--- Aim of the task ---
Could you output each line of the data that follows exactly?

====== Entries supplied ======

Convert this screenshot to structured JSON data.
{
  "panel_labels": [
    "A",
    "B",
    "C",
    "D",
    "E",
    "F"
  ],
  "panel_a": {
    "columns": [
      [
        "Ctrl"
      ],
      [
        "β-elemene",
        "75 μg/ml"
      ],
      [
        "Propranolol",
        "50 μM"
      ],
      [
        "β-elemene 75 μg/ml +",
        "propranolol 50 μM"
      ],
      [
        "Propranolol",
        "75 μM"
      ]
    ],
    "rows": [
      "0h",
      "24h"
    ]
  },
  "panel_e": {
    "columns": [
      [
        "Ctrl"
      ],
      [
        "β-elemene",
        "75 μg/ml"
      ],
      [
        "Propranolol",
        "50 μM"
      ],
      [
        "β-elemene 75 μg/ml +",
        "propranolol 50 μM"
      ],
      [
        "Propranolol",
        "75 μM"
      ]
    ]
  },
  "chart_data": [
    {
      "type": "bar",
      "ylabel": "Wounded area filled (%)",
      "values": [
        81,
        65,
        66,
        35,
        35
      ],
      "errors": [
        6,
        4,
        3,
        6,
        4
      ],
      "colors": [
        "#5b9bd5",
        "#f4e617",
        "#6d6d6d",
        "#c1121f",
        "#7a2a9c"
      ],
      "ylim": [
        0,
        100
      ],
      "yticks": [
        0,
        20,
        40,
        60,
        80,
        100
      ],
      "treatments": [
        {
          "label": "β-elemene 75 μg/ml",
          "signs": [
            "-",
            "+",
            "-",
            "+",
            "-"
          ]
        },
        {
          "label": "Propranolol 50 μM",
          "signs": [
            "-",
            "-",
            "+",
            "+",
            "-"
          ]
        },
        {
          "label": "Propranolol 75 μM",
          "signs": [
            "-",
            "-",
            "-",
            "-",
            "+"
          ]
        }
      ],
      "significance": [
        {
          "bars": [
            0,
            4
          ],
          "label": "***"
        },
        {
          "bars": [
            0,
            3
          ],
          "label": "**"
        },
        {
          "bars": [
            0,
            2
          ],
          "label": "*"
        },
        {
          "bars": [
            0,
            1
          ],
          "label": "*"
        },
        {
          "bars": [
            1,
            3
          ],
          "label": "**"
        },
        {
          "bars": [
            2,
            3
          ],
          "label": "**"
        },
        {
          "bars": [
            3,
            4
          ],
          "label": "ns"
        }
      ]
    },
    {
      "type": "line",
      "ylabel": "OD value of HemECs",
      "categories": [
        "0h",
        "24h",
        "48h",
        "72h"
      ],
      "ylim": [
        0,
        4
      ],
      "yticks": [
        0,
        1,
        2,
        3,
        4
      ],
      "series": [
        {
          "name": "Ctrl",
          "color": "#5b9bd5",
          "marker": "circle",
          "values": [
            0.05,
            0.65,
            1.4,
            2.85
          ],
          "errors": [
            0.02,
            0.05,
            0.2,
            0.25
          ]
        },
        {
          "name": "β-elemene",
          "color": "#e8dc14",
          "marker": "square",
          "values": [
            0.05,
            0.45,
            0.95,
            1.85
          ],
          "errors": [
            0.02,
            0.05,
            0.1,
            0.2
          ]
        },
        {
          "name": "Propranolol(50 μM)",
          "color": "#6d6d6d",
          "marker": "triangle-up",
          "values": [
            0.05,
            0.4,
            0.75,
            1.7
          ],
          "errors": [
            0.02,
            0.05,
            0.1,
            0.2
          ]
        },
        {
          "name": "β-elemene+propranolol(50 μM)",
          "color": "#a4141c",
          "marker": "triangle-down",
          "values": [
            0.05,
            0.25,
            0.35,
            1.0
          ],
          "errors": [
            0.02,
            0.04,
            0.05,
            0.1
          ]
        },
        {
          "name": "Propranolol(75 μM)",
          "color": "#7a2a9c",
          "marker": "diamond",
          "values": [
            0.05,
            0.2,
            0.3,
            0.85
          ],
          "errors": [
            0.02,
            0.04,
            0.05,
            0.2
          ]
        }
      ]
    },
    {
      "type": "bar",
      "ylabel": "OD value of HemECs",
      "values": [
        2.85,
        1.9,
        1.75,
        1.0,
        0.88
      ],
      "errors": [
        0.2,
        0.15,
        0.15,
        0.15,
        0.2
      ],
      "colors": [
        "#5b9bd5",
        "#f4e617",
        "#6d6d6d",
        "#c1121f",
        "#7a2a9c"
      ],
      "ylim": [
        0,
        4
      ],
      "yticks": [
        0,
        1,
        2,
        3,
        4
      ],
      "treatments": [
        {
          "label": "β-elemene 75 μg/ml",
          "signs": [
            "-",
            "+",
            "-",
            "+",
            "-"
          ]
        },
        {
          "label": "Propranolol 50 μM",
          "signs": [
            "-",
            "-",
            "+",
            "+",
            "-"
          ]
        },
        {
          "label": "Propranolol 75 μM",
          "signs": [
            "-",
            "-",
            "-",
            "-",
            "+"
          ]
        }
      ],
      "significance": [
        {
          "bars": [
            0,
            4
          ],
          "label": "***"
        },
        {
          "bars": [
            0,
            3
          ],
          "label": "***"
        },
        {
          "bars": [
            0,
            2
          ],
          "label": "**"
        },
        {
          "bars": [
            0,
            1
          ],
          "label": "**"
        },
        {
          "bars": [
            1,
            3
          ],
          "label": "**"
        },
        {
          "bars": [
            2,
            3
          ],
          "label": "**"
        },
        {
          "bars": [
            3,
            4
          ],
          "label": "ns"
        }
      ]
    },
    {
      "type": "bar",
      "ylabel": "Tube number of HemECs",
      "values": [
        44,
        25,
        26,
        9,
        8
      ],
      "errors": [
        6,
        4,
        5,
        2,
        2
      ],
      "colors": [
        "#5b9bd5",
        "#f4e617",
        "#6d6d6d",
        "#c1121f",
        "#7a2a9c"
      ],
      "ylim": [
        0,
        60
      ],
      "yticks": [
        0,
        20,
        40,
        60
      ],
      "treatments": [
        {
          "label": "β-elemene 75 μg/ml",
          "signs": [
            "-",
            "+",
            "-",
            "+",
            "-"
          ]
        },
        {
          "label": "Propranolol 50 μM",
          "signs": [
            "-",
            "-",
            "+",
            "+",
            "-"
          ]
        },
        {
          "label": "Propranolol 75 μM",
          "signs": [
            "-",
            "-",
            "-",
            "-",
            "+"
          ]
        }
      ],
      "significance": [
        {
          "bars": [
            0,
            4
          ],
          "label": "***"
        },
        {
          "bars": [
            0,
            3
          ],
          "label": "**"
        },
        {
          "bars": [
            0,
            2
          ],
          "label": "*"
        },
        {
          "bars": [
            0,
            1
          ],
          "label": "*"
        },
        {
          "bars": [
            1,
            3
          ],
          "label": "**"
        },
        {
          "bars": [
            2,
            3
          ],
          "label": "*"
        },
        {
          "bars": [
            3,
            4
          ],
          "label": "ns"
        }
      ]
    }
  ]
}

======

--- Response to the exercise ---
Convert this screenshot to structured JSON data.
{
  "panel_labels": [
    "A",
    "B",
    "C",
    "D",
    "E",
    "F"
  ],
  "panel_a": {
    "columns": [
      [
        "Ctrl"
      ],
      [
        "β-elemene",
        "75 μg/ml"
      ],
      [
        "Propranolol",
        "50 μM"
      ],
      [
        "β-elemene 75 μg/ml +",
        "propranolol 50 μM"
      ],
      [
        "Propranolol",
        "75 μM"
      ]
    ],
    "rows": [
      "0h",
      "24h"
    ]
  },
  "panel_e": {
    "columns": [
      [
        "Ctrl"
      ],
      [
        "β-elemene",
        "75 μg/ml"
      ],
      [
        "Propranolol",
        "50 μM"
      ],
      [
        "β-elemene 75 μg/ml +",
        "propranolol 50 μM"
      ],
      [
        "Propranolol",
        "75 μM"
      ]
    ]
  },
  "chart_data": [
    {
      "type": "bar",
      "ylabel": "Wounded area filled (%)",
      "values": [
        81,
        65,
        66,
        35,
        35
      ],
      "errors": [
        6,
        4,
        3,
        6,
        4
      ],
      "colors": [
        "#5b9bd5",
        "#f4e617",
        "#6d6d6d",
        "#c1121f",
        "#7a2a9c"
      ],
      "ylim": [
        0,
        100
      ],
      "yticks": [
        0,
        20,
        40,
        60,
        80,
        100
      ],
      "treatments": [
        {
          "label": "β-elemene 75 μg/ml",
          "signs": [
            "-",
            "+",
            "-",
            "+",
            "-"
          ]
        },
        {
          "label": "Propranolol 50 μM",
          "signs": [
            "-",
            "-",
            "+",
            "+",
            "-"
          ]
        },
        {
          "label": "Propranolol 75 μM",
          "signs": [
            "-",
            "-",
            "-",
            "-",
            "+"
          ]
        }
      ],
      "significance": [
        {
          "bars": [
            0,
            4
          ],
          "label": "***"
        },
        {
          "bars": [
            0,
            3
          ],
          "label": "**"
        },
        {
          "bars": [
            0,
            2
          ],
          "label": "*"
        },
        {
          "bars": [
            0,
            1
          ],
          "label": "*"
        },
        {
          "bars": [
            1,
            3
          ],
          "label": "**"
        },
        {
          "bars": [
            2,
            3
          ],
          "label": "**"
        },
        {
          "bars": [
            3,
            4
          ],
          "label": "ns"
        }
      ]
    },
    {
      "type": "line",
      "ylabel": "OD value of HemECs",
      "categories": [
        "0h",
        "24h",
        "48h",
        "72h"
      ],
      "ylim": [
        0,
        4
      ],
      "yticks": [
        0,
        1,
        2,
        3,
        4
      ],
      "series": [
        {
          "name": "Ctrl",
          "color": "#5b9bd5",
          "marker": "circle",
          "values": [
            0.05,
            0.65,
            1.4,
            2.85
          ],
          "errors": [
            0.02,
            0.05,
            0.2,
            0.25
          ]
        },
        {
          "name": "β-elemene",
          "color": "#e8dc14",
          "marker": "square",
          "values": [
            0.05,
            0.45,
            0.95,
            1.85
          ],
          "errors": [
            0.02,
            0.05,
            0.1,
            0.2
          ]
        },
        {
          "name": "Propranolol(50 μM)",
          "color": "#6d6d6d",
          "marker": "triangle-up",
          "values": [
            0.05,
            0.4,
            0.75,
            1.7
          ],
          "errors": [
            0.02,
            0.05,
            0.1,
            0.2
          ]
        },
        {
          "name": "β-elemene+propranolol(50 μM)",
          "color": "#a4141c",
          "marker": "triangle-down",
          "values": [
            0.05,
            0.25,
            0.35,
            1.0
          ],
          "errors": [
            0.02,
            0.04,
            0.05,
            0.1
          ]
        },
        {
          "name": "Propranolol(75 μM)",
          "color": "#7a2a9c",
          "marker": "diamond",
          "values": [
            0.05,
            0.2,
            0.3,
            0.85
          ],
          "errors": [
            0.02,
            0.04,
            0.05,
            0.2
          ]
        }
      ]
    },
    {
      "type": "bar",
      "ylabel": "OD value of HemECs",
      "values": [
        2.85,
        1.9,
        1.75,
        1.0,
        0.88
      ],
      "errors": [
        0.2,
        0.15,
        0.15,
        0.15,
        0.2
      ],
      "colors": [
        "#5b9bd5",
        "#f4e617",
        "#6d6d6d",
        "#c1121f",
        "#7a2a9c"
      ],
      "ylim": [
        0,
        4
      ],
      "yticks": [
        0,
        1,
        2,
        3,
        4
      ],
      "treatments": [
        {
          "label": "β-elemene 75 μg/ml",
          "signs": [
            "-",
            "+",
            "-",
            "+",
            "-"
          ]
        },
        {
          "label": "Propranolol 50 μM",
          "signs": [
            "-",
            "-",
            "+",
            "+",
            "-"
          ]
        },
        {
          "label": "Propranolol 75 μM",
          "signs": [
            "-",
            "-",
            "-",
            "-",
            "+"
          ]
        }
      ],
      "significance": [
        {
          "bars": [
            0,
            4
          ],
          "label": "***"
        },
        {
          "bars": [
            0,
            3
          ],
          "label": "***"
        },
        {
          "bars": [
            0,
            2
          ],
          "label": "**"
        },
        {
          "bars": [
            0,
            1
          ],
          "label": "**"
        },
        {
          "bars": [
            1,
            3
          ],
          "label": "**"
        },
        {
          "bars": [
            2,
            3
          ],
          "label": "**"
        },
        {
          "bars": [
            3,
            4
          ],
          "label": "ns"
        }
      ]
    },
    {
      "type": "bar",
      "ylabel": "Tube number of HemECs",
      "values": [
        44,
        25,
        26,
        9,
        8
      ],
      "errors": [
        6,
        4,
        5,
        2,
        2
      ],
      "colors": [
        "#5b9bd5",
        "#f4e617",
        "#6d6d6d",
        "#c1121f",
        "#7a2a9c"
      ],
      "ylim": [
        0,
        60
      ],
      "yticks": [
        0,
        20,
        40,
        60
      ],
      "treatments": [
        {
          "label": "β-elemene 75 μg/ml",
          "signs": [
            "-",
            "+",
            "-",
            "+",
            "-"
          ]
        },
        {
          "label": "Propranolol 50 μM",
          "signs": [
            "-",
            "-",
            "+",
            "+",
            "-"
          ]
        },
        {
          "label": "Propranolol 75 μM",
          "signs": [
            "-",
            "-",
            "-",
            "-",
            "+"
          ]
        }
      ],
      "significance": [
        {
          "bars": [
            0,
            4
          ],
          "label": "***"
        },
        {
          "bars": [
            0,
            3
          ],
          "label": "**"
        },
        {
          "bars": [
            0,
            2
          ],
          "label": "*"
        },
        {
          "bars": [
            0,
            1
          ],
          "label": "*"
        },
        {
          "bars": [
            1,
            3
          ],
          "label": "**"
        },
        {
          "bars": [
            2,
            3
          ],
          "label": "*"
        },
        {
          "bars": [
            3,
            4
          ],
          "label": "ns"
        }
      ]
    }
  ]
}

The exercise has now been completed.